■ Short exercise ■
Only lines with the string "icon" matter here; gather them from the material below.

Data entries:
• • • •

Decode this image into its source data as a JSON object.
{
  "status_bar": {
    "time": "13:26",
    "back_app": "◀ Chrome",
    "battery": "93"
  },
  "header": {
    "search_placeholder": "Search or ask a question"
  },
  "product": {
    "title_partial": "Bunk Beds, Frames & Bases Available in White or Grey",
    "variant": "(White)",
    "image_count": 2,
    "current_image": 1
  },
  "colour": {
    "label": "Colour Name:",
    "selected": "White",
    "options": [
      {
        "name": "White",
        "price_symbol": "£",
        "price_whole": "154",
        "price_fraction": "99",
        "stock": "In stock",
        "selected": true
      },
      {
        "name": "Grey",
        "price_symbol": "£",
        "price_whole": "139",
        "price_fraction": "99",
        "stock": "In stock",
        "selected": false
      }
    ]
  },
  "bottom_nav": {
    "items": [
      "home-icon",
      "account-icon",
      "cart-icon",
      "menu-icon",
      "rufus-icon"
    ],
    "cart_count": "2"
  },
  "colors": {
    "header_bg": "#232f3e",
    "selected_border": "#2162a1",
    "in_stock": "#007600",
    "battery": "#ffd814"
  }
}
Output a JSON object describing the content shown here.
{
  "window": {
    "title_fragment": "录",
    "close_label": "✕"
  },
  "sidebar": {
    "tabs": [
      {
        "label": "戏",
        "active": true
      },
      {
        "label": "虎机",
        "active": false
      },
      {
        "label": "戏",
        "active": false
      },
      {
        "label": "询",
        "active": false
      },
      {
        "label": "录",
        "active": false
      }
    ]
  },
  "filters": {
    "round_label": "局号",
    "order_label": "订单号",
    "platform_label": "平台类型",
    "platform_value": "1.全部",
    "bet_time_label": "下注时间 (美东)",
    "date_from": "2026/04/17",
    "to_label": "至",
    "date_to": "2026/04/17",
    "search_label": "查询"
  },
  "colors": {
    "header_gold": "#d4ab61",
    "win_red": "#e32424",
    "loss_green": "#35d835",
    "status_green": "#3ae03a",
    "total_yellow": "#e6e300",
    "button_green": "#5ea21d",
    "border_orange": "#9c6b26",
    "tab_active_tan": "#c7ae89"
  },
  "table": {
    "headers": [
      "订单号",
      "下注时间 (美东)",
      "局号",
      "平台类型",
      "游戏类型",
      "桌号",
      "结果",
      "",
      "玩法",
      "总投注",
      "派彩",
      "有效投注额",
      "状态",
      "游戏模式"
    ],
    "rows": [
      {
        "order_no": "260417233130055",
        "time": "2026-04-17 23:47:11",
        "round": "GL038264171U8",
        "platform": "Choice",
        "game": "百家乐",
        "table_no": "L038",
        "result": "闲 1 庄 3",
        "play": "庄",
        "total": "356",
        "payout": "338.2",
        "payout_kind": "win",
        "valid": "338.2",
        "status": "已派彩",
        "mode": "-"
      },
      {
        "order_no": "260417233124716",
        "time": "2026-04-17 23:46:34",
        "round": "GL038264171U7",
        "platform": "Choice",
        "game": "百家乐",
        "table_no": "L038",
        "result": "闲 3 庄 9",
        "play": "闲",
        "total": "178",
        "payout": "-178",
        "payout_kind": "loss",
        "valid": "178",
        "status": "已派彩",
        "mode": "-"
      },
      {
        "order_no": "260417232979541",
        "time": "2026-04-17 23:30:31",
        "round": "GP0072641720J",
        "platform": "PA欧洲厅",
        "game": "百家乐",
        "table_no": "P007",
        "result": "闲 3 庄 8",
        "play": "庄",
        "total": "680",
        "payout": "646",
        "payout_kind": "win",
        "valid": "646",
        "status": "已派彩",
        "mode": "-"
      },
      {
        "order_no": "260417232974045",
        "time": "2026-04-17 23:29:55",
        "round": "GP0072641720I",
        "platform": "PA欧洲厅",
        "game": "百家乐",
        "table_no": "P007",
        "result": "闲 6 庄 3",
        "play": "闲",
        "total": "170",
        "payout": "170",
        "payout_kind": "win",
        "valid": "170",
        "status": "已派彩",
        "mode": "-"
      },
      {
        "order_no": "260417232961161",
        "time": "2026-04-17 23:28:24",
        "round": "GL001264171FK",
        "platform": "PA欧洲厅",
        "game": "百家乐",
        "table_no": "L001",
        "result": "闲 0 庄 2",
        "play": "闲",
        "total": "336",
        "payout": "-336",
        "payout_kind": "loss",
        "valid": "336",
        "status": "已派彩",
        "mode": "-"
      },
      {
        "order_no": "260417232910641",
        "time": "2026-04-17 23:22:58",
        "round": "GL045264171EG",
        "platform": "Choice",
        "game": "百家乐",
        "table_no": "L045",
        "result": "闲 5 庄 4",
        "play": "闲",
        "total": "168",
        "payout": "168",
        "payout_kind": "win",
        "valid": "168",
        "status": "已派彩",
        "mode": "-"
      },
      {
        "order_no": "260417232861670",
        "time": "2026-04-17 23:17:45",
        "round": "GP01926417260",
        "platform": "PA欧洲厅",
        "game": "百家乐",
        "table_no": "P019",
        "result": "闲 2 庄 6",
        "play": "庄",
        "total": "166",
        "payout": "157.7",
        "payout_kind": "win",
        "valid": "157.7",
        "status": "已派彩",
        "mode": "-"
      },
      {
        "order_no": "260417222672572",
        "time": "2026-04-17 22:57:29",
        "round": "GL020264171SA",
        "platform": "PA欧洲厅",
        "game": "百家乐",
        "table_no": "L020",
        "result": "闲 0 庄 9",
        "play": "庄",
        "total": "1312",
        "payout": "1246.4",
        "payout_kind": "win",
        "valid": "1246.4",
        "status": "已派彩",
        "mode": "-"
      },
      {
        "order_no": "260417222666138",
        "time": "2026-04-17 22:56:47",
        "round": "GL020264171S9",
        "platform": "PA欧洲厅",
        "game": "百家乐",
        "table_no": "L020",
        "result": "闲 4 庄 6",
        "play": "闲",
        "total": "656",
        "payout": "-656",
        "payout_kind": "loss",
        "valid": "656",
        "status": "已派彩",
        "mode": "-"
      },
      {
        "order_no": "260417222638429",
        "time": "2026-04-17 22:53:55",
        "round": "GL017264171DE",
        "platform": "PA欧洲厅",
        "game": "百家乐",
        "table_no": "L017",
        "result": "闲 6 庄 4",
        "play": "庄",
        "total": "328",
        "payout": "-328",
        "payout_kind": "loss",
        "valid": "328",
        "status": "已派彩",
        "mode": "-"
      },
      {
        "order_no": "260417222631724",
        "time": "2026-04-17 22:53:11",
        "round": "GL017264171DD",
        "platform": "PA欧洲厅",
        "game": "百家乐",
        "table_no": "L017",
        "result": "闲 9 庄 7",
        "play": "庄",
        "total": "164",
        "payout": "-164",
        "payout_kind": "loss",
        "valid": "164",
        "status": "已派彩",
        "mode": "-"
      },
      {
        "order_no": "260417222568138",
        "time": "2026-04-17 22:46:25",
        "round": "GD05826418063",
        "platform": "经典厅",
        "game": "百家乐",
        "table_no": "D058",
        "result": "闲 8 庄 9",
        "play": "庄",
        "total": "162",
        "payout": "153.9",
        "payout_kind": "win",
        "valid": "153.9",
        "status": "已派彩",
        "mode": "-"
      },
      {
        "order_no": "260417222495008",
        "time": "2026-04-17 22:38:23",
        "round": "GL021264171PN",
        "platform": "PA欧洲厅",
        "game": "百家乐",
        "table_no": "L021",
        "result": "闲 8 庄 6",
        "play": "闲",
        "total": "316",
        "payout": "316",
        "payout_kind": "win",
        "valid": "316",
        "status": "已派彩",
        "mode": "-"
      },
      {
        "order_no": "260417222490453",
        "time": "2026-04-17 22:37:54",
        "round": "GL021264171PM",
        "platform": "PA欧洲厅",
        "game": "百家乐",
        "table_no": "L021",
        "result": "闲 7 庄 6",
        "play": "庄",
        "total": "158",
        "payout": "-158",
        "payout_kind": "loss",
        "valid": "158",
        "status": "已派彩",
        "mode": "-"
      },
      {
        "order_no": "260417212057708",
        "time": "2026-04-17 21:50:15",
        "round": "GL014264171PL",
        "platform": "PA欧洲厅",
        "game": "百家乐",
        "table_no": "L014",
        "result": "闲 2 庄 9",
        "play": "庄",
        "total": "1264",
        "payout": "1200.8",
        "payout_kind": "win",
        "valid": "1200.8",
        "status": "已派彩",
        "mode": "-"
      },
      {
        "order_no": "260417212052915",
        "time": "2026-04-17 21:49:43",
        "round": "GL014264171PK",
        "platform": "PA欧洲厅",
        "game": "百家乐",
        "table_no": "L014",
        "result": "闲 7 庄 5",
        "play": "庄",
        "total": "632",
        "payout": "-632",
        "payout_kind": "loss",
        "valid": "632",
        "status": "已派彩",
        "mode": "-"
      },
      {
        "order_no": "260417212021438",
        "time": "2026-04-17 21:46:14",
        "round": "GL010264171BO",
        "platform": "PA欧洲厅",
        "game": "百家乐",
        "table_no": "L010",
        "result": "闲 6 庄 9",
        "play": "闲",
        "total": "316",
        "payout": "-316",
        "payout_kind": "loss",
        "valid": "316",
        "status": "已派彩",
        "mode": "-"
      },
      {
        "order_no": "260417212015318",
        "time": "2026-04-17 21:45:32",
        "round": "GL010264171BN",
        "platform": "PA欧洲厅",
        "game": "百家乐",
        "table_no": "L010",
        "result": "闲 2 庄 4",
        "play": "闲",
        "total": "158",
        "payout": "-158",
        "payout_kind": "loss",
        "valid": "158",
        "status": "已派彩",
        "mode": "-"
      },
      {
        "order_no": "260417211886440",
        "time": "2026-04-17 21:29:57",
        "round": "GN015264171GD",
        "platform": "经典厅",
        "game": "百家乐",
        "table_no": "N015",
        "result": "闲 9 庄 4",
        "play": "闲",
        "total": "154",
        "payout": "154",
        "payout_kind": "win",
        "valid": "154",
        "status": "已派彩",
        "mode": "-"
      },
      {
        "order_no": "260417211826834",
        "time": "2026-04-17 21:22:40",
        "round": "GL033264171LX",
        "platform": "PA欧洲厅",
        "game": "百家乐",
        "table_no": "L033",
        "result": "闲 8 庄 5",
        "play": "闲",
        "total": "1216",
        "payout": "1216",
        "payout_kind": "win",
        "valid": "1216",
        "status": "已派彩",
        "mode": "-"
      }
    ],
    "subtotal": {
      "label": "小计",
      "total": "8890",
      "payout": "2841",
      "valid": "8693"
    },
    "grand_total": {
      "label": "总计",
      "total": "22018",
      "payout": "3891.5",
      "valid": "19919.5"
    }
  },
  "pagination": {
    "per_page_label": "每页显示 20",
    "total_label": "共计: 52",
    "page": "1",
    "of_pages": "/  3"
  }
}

• • • •

■ The answer ■
      "home-icon",
      "account-icon",
      "cart-icon",
      "menu-icon",
      "rufus-icon"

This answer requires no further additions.